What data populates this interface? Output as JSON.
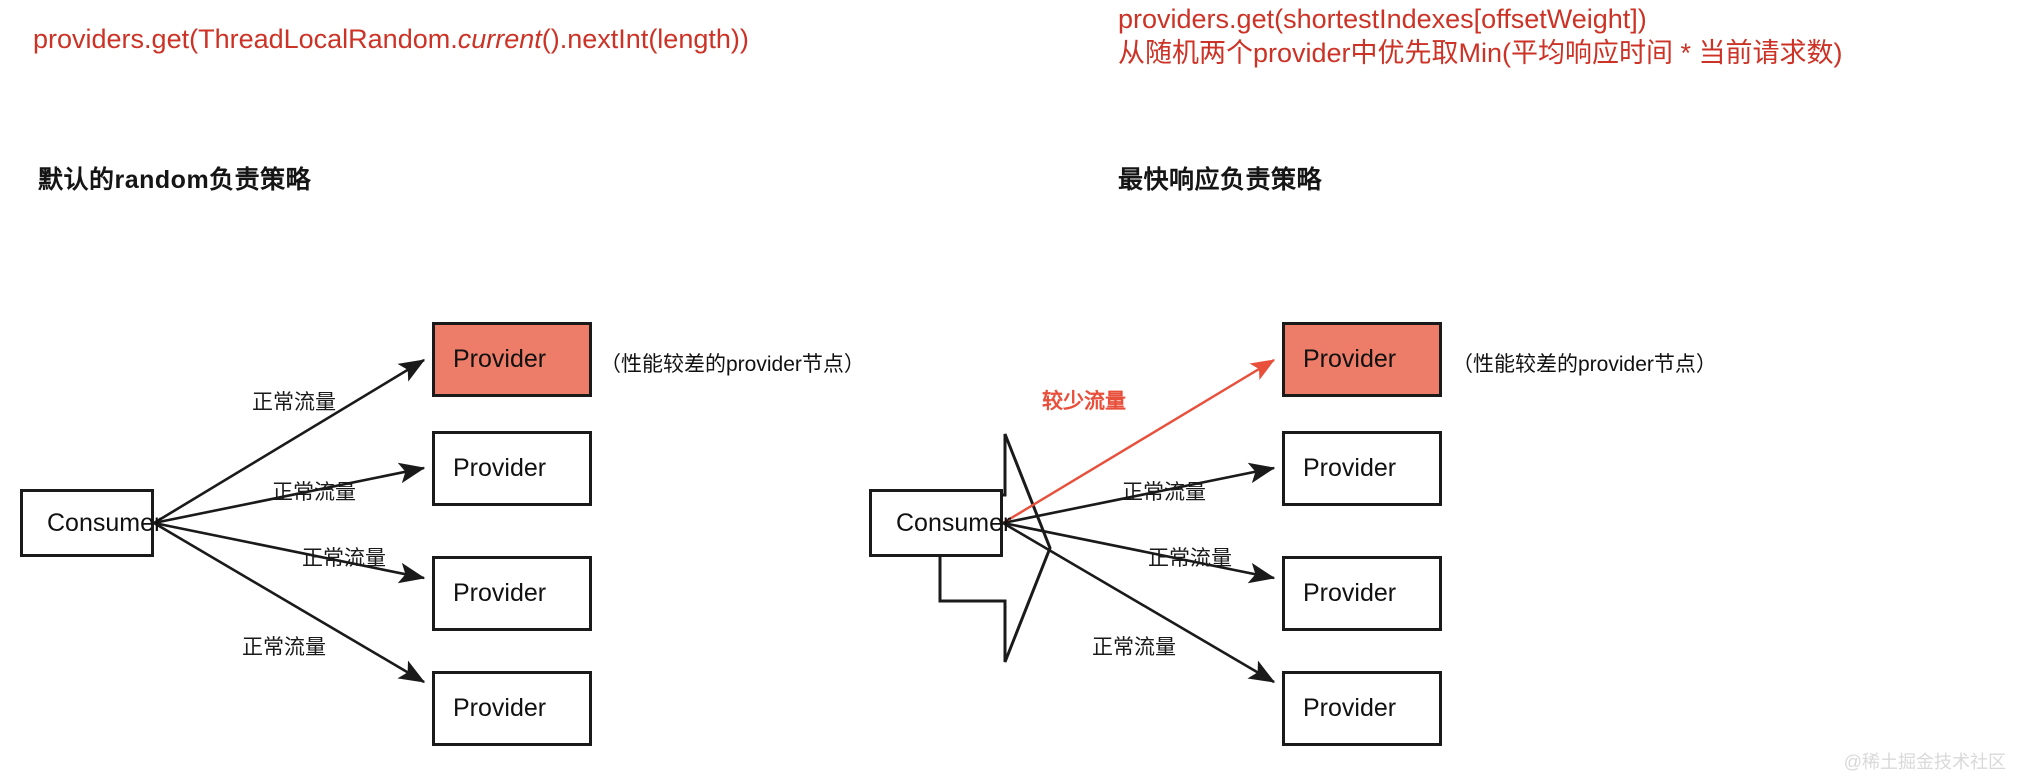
{
  "captions": {
    "left": {
      "part1": "providers.get(ThreadLocalRandom.",
      "italic": "current",
      "part2": "().nextInt(length))"
    },
    "right": {
      "line1": "providers.get(shortestIndexes[offsetWeight])",
      "line2": "从随机两个provider中优先取Min(平均响应时间 * 当前请求数)"
    }
  },
  "headings": {
    "left": "默认的random负责策略",
    "right": "最快响应负责策略"
  },
  "left_diagram": {
    "consumer": "Consumer",
    "providers": [
      {
        "label": "Provider",
        "highlighted": true
      },
      {
        "label": "Provider",
        "highlighted": false
      },
      {
        "label": "Provider",
        "highlighted": false
      },
      {
        "label": "Provider",
        "highlighted": false
      }
    ],
    "edge_labels": [
      "正常流量",
      "正常流量",
      "正常流量",
      "正常流量"
    ],
    "note": "（性能较差的provider节点）"
  },
  "right_diagram": {
    "consumer": "Consumer",
    "providers": [
      {
        "label": "Provider",
        "highlighted": true
      },
      {
        "label": "Provider",
        "highlighted": false
      },
      {
        "label": "Provider",
        "highlighted": false
      },
      {
        "label": "Provider",
        "highlighted": false
      }
    ],
    "edge_labels": [
      "较少流量",
      "正常流量",
      "正常流量",
      "正常流量"
    ],
    "note": "（性能较差的provider节点）"
  },
  "transition_arrow": "right-block-arrow",
  "watermark": "@稀土掘金技术社区",
  "colors": {
    "code_red": "#CC3326",
    "node_fill_red": "#ED7D68",
    "edge_red": "#E8503C",
    "stroke": "#1a1a1a",
    "background": "#ffffff"
  }
}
__________________________________________________
PROBLEM DETAILS:
Reproduce each line of the records exactly, and omit every picture.

SOLUTION TO THIS TASK:
What data populates this interface? Output as JSON.
{
  "captions": {
    "left": {
      "part1": "providers.get(ThreadLocalRandom.",
      "italic": "current",
      "part2": "().nextInt(length))"
    },
    "right": {
      "line1": "providers.get(shortestIndexes[offsetWeight])",
      "line2": "从随机两个provider中优先取Min(平均响应时间 * 当前请求数)"
    }
  },
  "headings": {
    "left": "默认的random负责策略",
    "right": "最快响应负责策略"
  },
  "left_diagram": {
    "consumer": "Consumer",
    "providers": [
      {
        "label": "Provider",
        "highlighted": true
      },
      {
        "label": "Provider",
        "highlighted": false
      },
      {
        "label": "Provider",
        "highlighted": false
      },
      {
        "label": "Provider",
        "highlighted": false
      }
    ],
    "edge_labels": [
      "正常流量",
      "正常流量",
      "正常流量",
      "正常流量"
    ],
    "note": "（性能较差的provider节点）"
  },
  "right_diagram": {
    "consumer": "Consumer",
    "providers": [
      {
        "label": "Provider",
        "highlighted": true
      },
      {
        "label": "Provider",
        "highlighted": false
      },
      {
        "label": "Provider",
        "highlighted": false
      },
      {
        "label": "Provider",
        "highlighted": false
      }
    ],
    "edge_labels": [
      "较少流量",
      "正常流量",
      "正常流量",
      "正常流量"
    ],
    "note": "（性能较差的provider节点）"
  },
  "transition_arrow": "right-block-arrow",
  "watermark": "@稀土掘金技术社区",
  "colors": {
    "code_red": "#CC3326",
    "node_fill_red": "#ED7D68",
    "edge_red": "#E8503C",
    "stroke": "#1a1a1a",
    "background": "#ffffff"
  }
}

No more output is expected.